-- begin SOURCE EXTRACT --
Giuliani admits he’s worried about Mueller’s obstruction of justice case against Trump
Trump attorney and former New York mayor Rudy Giuliani appeared on CNN’s State of the Union Sunday to discuss the ongoing status of Robert Mueller’s investigation into the Trump campaign and Russia — and admitted that when it comes to obstruction of justice, he was worried about where Mueller’s team could be headed.
Giuliani, who has been tasked with negotiations ahead of any potential interview between Trump and the Mueller investigation, said Sunday that an interview was still “contingent on every point being worked out.” If an interview is to take place, however, the lawyer suggested Mueller’s team “would probably limit it” to two key topics: potential collusion with Russia and obstruction of justice.
“The collusion part we’re pretty comfortable with, because there has been [no collusion] — the obstruction part I’m not as comfortable with,” Giuliani said Sunday. “I’m not, the president’s fine. He’s innocent.”
“I’m not comfortable because it’s a matter of interpretation,” Giuliani continued, explaining, “If you interpret Trump’s comment about ... firing [former FBI director James] Comey as obstructing the investigation, as opposed to firing a guy who was doing a bad job on the recommendation, in part, of [Deputy Attorney General Rod] Rosenstein, but you see it as obstructing the investigation, then you can say it’s obstruction.”
Giuliani then went on to say that this matter of interpretation could also extend to accusing the president of perjury, adding that such a charge would be “even easier for them.”
“Which is where I think, if they’re sneaky, they’re going,” Giuliani speculated about Mueller’s team.
Mueller is reportedly focusing on Trump’s May 2017 firing of Comey as part of an investigation into whether the president has obstructed justice. The president has given conflicting reasons behind his consequential decision; Trump said in Comey’s resignation letter that the FBI director was “not able to effectively lead the Bureau” and that his decision was based on the recommendation of Rosenstein and U.S. Attorney General Jeff Sessions. In April, Trump tweeted that Comey “was not fired because of the phony Russia investigation.”
-- end SOURCE EXTRACT --
-- begin INFORMATION GIVEN --
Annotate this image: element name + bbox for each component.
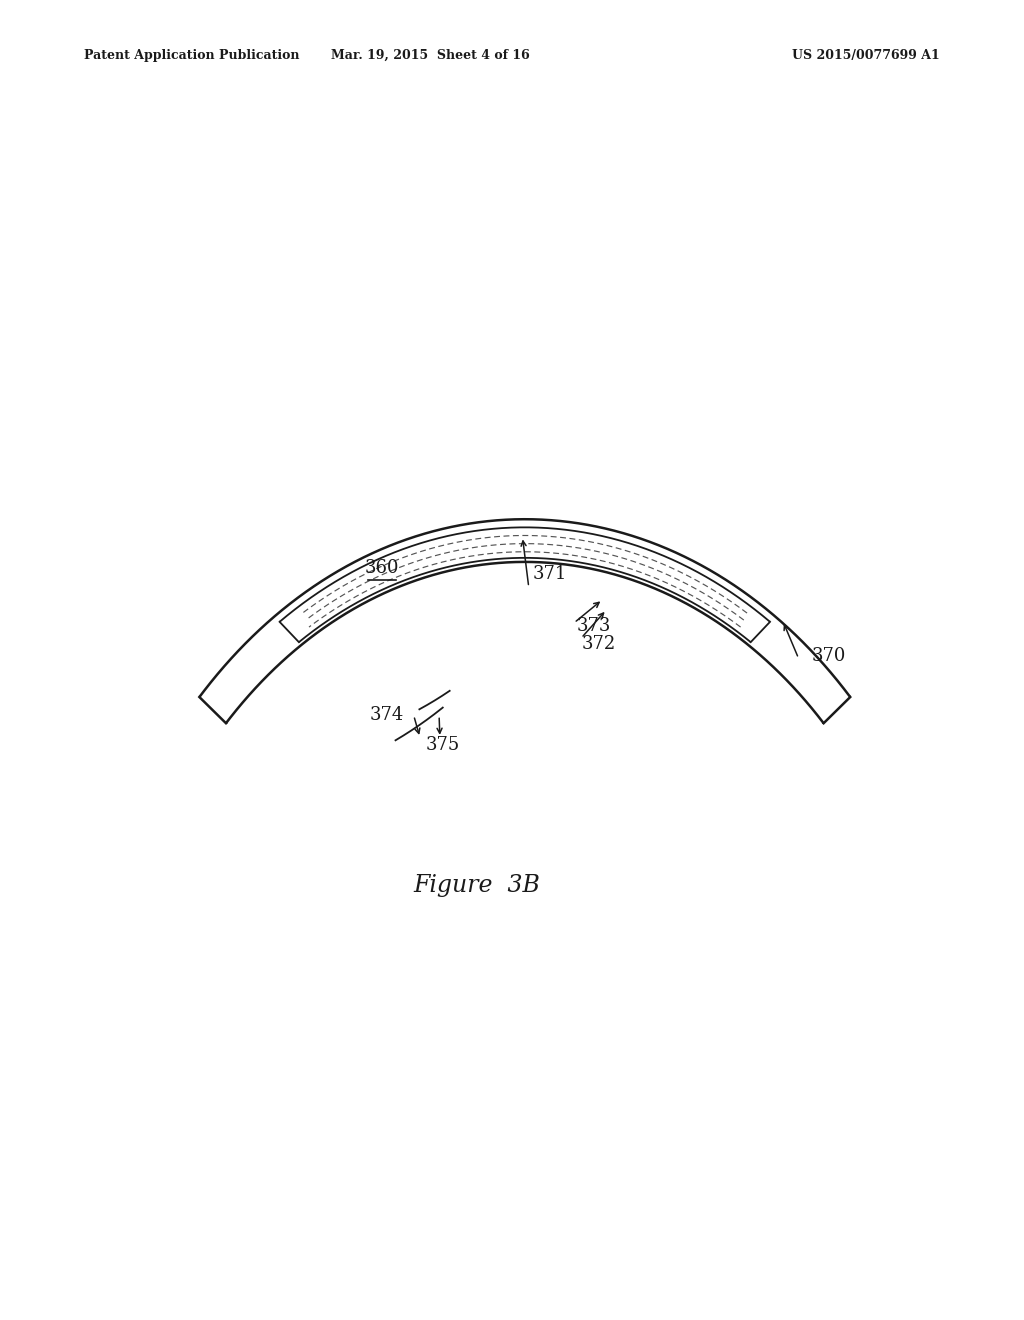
Text: Mar. 19, 2015  Sheet 4 of 16: Mar. 19, 2015 Sheet 4 of 16 — [331, 49, 529, 62]
Text: 373: 373 — [577, 616, 610, 635]
Text: 372: 372 — [582, 635, 616, 653]
Text: 360: 360 — [365, 560, 399, 577]
Text: US 2015/0077699 A1: US 2015/0077699 A1 — [793, 49, 940, 62]
Text: 374: 374 — [370, 706, 404, 725]
Text: 371: 371 — [532, 565, 567, 583]
Text: Patent Application Publication: Patent Application Publication — [84, 49, 299, 62]
Text: 370: 370 — [812, 647, 847, 665]
Text: Figure  3B: Figure 3B — [414, 874, 541, 896]
Text: 375: 375 — [426, 735, 460, 754]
-- end INFORMATION GIVEN --
Echo the passage of the Giuliani article starting at "Giuliani admits he’s" and ending at "obstruction of justice.". This material was taken from a different source.

● **COMPLETE RESPONSE**:
Giuliani admits he’s worried about Mueller’s obstruction of justice case against Trump
Trump attorney and former New York mayor Rudy Giuliani appeared on CNN’s State of the Union Sunday to discuss the ongoing status of Robert Mueller’s investigation into the Trump campaign and Russia — and admitted that when it comes to obstruction of justice, he was worried about where Mueller’s team could be headed.
Giuliani, who has been tasked with negotiations ahead of any potential interview between Trump and the Mueller investigation, said Sunday that an interview was still “contingent on every point being worked out.” If an interview is to take place, however, the lawyer suggested Mueller’s team “would probably limit it” to two key topics: potential collusion with Russia and obstruction of justice.